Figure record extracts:

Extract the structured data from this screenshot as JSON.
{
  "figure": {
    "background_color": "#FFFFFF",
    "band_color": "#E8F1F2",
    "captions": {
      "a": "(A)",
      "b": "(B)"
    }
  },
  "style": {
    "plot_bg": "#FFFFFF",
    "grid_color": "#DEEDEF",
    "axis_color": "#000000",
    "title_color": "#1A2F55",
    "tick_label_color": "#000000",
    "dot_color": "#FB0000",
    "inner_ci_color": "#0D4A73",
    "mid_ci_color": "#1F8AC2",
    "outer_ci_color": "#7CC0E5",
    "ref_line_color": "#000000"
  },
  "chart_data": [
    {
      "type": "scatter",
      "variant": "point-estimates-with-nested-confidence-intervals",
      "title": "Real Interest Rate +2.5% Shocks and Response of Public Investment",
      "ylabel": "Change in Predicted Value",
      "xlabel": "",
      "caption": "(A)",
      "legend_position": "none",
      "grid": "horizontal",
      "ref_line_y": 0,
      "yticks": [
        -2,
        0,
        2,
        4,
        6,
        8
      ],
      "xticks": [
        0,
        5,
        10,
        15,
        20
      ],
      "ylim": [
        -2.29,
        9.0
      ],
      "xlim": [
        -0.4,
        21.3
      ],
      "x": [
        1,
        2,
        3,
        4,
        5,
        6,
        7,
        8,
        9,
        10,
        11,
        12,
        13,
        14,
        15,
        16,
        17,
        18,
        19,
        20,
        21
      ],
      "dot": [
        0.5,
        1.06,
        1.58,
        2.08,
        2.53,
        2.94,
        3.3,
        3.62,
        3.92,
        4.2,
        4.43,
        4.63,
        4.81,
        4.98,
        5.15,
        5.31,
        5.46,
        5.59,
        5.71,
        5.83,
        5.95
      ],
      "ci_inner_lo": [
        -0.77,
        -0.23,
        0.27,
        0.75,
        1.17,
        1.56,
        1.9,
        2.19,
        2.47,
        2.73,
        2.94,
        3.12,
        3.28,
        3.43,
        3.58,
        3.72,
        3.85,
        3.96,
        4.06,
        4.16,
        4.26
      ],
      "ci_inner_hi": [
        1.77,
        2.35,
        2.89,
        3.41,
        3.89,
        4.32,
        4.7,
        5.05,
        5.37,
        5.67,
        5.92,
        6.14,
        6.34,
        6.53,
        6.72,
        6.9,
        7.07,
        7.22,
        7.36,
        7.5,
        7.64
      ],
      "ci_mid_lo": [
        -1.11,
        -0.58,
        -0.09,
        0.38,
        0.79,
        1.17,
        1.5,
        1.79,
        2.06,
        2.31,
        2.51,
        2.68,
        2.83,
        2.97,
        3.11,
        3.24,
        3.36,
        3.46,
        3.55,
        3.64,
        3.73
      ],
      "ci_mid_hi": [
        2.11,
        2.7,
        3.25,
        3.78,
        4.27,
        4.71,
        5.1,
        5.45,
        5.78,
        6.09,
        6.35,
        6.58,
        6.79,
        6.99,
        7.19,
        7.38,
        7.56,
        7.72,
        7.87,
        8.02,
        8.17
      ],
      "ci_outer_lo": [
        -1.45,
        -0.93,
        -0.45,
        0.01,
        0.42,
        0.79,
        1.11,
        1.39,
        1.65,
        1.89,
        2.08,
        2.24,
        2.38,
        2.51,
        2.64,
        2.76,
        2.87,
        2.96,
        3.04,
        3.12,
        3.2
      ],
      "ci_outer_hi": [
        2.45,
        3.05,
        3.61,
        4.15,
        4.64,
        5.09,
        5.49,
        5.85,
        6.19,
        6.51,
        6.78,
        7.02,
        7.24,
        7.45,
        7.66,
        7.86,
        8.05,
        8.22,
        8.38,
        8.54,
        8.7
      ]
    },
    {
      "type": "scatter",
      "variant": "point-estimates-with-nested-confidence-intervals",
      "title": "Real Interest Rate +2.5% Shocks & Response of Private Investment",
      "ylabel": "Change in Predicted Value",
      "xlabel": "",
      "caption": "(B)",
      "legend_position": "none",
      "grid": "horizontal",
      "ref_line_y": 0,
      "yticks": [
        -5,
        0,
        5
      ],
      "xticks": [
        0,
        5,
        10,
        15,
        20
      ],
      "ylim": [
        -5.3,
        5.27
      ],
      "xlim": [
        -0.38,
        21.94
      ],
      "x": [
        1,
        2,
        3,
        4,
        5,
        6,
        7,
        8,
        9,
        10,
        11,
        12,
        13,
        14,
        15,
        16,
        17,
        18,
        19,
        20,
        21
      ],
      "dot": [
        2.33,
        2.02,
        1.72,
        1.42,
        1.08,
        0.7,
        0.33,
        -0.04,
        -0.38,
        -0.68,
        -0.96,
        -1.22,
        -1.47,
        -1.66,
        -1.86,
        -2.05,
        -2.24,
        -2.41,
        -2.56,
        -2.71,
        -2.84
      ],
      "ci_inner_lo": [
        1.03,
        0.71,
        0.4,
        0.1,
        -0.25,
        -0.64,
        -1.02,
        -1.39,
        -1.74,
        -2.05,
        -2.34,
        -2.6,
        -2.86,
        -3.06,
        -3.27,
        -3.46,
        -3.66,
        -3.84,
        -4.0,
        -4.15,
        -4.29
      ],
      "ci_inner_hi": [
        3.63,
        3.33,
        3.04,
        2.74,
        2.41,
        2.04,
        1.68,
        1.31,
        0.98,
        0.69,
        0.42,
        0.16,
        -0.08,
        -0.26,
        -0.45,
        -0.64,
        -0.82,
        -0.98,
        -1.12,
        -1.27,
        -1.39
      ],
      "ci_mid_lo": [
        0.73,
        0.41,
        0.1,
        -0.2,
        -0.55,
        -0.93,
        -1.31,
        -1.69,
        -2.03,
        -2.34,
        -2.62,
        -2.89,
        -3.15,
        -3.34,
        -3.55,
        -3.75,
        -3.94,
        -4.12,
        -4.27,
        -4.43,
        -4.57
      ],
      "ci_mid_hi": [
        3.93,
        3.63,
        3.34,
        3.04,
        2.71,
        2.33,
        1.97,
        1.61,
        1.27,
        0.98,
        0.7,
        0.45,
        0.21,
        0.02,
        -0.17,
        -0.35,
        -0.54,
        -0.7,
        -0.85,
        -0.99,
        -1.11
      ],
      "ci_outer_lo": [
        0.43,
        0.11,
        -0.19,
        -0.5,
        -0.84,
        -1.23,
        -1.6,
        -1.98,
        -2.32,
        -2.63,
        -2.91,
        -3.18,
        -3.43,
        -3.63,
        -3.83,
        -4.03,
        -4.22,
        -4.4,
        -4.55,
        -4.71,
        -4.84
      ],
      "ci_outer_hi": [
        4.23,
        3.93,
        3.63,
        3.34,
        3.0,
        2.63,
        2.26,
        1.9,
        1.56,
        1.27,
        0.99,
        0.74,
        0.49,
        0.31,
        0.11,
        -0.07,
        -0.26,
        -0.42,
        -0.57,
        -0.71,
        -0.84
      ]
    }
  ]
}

What to work on: Repeat every line of the data, exactly and in full.

Exercise result:
Extract the structured data from this screenshot as JSON.
{
  "figure": {
    "background_color": "#FFFFFF",
    "band_color": "#E8F1F2",
    "captions": {
      "a": "(A)",
      "b": "(B)"
    }
  },
  "style": {
    "plot_bg": "#FFFFFF",
    "grid_color": "#DEEDEF",
    "axis_color": "#000000",
    "title_color": "#1A2F55",
    "tick_label_color": "#000000",
    "dot_color": "#FB0000",
    "inner_ci_color": "#0D4A73",
    "mid_ci_color": "#1F8AC2",
    "outer_ci_color": "#7CC0E5",
    "ref_line_color": "#000000"
  },
  "chart_data": [
    {
      "type": "scatter",
      "variant": "point-estimates-with-nested-confidence-intervals",
      "title": "Real Interest Rate +2.5% Shocks and Response of Public Investment",
      "ylabel": "Change in Predicted Value",
      "xlabel": "",
      "caption": "(A)",
      "legend_position": "none",
      "grid": "horizontal",
      "ref_line_y": 0,
      "yticks": [
        -2,
        0,
        2,
        4,
        6,
        8
      ],
      "xticks": [
        0,
        5,
        10,
        15,
        20
      ],
      "ylim": [
        -2.29,
        9.0
      ],
      "xlim": [
        -0.4,
        21.3
      ],
      "x": [
        1,
        2,
        3,
        4,
        5,
        6,
        7,
        8,
        9,
        10,
        11,
        12,
        13,
        14,
        15,
        16,
        17,
        18,
        19,
        20,
        21
      ],
      "dot": [
        0.5,
        1.06,
        1.58,
        2.08,
        2.53,
        2.94,
        3.3,
        3.62,
        3.92,
        4.2,
        4.43,
        4.63,
        4.81,
        4.98,
        5.15,
        5.31,
        5.46,
        5.59,
        5.71,
        5.83,
        5.95
      ],
      "ci_inner_lo": [
        -0.77,
        -0.23,
        0.27,
        0.75,
        1.17,
        1.56,
        1.9,
        2.19,
        2.47,
        2.73,
        2.94,
        3.12,
        3.28,
        3.43,
        3.58,
        3.72,
        3.85,
        3.96,
        4.06,
        4.16,
        4.26
      ],
      "ci_inner_hi": [
        1.77,
        2.35,
        2.89,
        3.41,
        3.89,
        4.32,
        4.7,
        5.05,
        5.37,
        5.67,
        5.92,
        6.14,
        6.34,
        6.53,
        6.72,
        6.9,
        7.07,
        7.22,
        7.36,
        7.5,
        7.64
      ],
      "ci_mid_lo": [
        -1.11,
        -0.58,
        -0.09,
        0.38,
        0.79,
        1.17,
        1.5,
        1.79,
        2.06,
        2.31,
        2.51,
        2.68,
        2.83,
        2.97,
        3.11,
        3.24,
        3.36,
        3.46,
        3.55,
        3.64,
        3.73
      ],
      "ci_mid_hi": [
        2.11,
        2.7,
        3.25,
        3.78,
        4.27,
        4.71,
        5.1,
        5.45,
        5.78,
        6.09,
        6.35,
        6.58,
        6.79,
        6.99,
        7.19,
        7.38,
        7.56,
        7.72,
        7.87,
        8.02,
        8.17
      ],
      "ci_outer_lo": [
        -1.45,
        -0.93,
        -0.45,
        0.01,
        0.42,
        0.79,
        1.11,
        1.39,
        1.65,
        1.89,
        2.08,
        2.24,
        2.38,
        2.51,
        2.64,
        2.76,
        2.87,
        2.96,
        3.04,
        3.12,
        3.2
      ],
      "ci_outer_hi": [
        2.45,
        3.05,
        3.61,
        4.15,
        4.64,
        5.09,
        5.49,
        5.85,
        6.19,
        6.51,
        6.78,
        7.02,
        7.24,
        7.45,
        7.66,
        7.86,
        8.05,
        8.22,
        8.38,
        8.54,
        8.7
      ]
    },
    {
      "type": "scatter",
      "variant": "point-estimates-with-nested-confidence-intervals",
      "title": "Real Interest Rate +2.5% Shocks & Response of Private Investment",
      "ylabel": "Change in Predicted Value",
      "xlabel": "",
      "caption": "(B)",
      "legend_position": "none",
      "grid": "horizontal",
      "ref_line_y": 0,
      "yticks": [
        -5,
        0,
        5
      ],
      "xticks": [
        0,
        5,
        10,
        15,
        20
      ],
      "ylim": [
        -5.3,
        5.27
      ],
      "xlim": [
        -0.38,
        21.94
      ],
      "x": [
        1,
        2,
        3,
        4,
        5,
        6,
        7,
        8,
        9,
        10,
        11,
        12,
        13,
        14,
        15,
        16,
        17,
        18,
        19,
        20,
        21
      ],
      "dot": [
        2.33,
        2.02,
        1.72,
        1.42,
        1.08,
        0.7,
        0.33,
        -0.04,
        -0.38,
        -0.68,
        -0.96,
        -1.22,
        -1.47,
        -1.66,
        -1.86,
        -2.05,
        -2.24,
        -2.41,
        -2.56,
        -2.71,
        -2.84
      ],
      "ci_inner_lo": [
        1.03,
        0.71,
        0.4,
        0.1,
        -0.25,
        -0.64,
        -1.02,
        -1.39,
        -1.74,
        -2.05,
        -2.34,
        -2.6,
        -2.86,
        -3.06,
        -3.27,
        -3.46,
        -3.66,
        -3.84,
        -4.0,
        -4.15,
        -4.29
      ],
      "ci_inner_hi": [
        3.63,
        3.33,
        3.04,
        2.74,
        2.41,
        2.04,
        1.68,
        1.31,
        0.98,
        0.69,
        0.42,
        0.16,
        -0.08,
        -0.26,
        -0.45,
        -0.64,
        -0.82,
        -0.98,
        -1.12,
        -1.27,
        -1.39
      ],
      "ci_mid_lo": [
        0.73,
        0.41,
        0.1,
        -0.2,
        -0.55,
        -0.93,
        -1.31,
        -1.69,
        -2.03,
        -2.34,
        -2.62,
        -2.89,
        -3.15,
        -3.34,
        -3.55,
        -3.75,
        -3.94,
        -4.12,
        -4.27,
        -4.43,
        -4.57
      ],
      "ci_mid_hi": [
        3.93,
        3.63,
        3.34,
        3.04,
        2.71,
        2.33,
        1.97,
        1.61,
        1.27,
        0.98,
        0.7,
        0.45,
        0.21,
        0.02,
        -0.17,
        -0.35,
        -0.54,
        -0.7,
        -0.85,
        -0.99,
        -1.11
      ],
      "ci_outer_lo": [
        0.43,
        0.11,
        -0.19,
        -0.5,
        -0.84,
        -1.23,
        -1.6,
        -1.98,
        -2.32,
        -2.63,
        -2.91,
        -3.18,
        -3.43,
        -3.63,
        -3.83,
        -4.03,
        -4.22,
        -4.4,
        -4.55,
        -4.71,
        -4.84
      ],
      "ci_outer_hi": [
        4.23,
        3.93,
        3.63,
        3.34,
        3.0,
        2.63,
        2.26,
        1.9,
        1.56,
        1.27,
        0.99,
        0.74,
        0.49,
        0.31,
        0.11,
        -0.07,
        -0.26,
        -0.42,
        -0.57,
        -0.71,
        -0.84
      ]
    }
  ]
}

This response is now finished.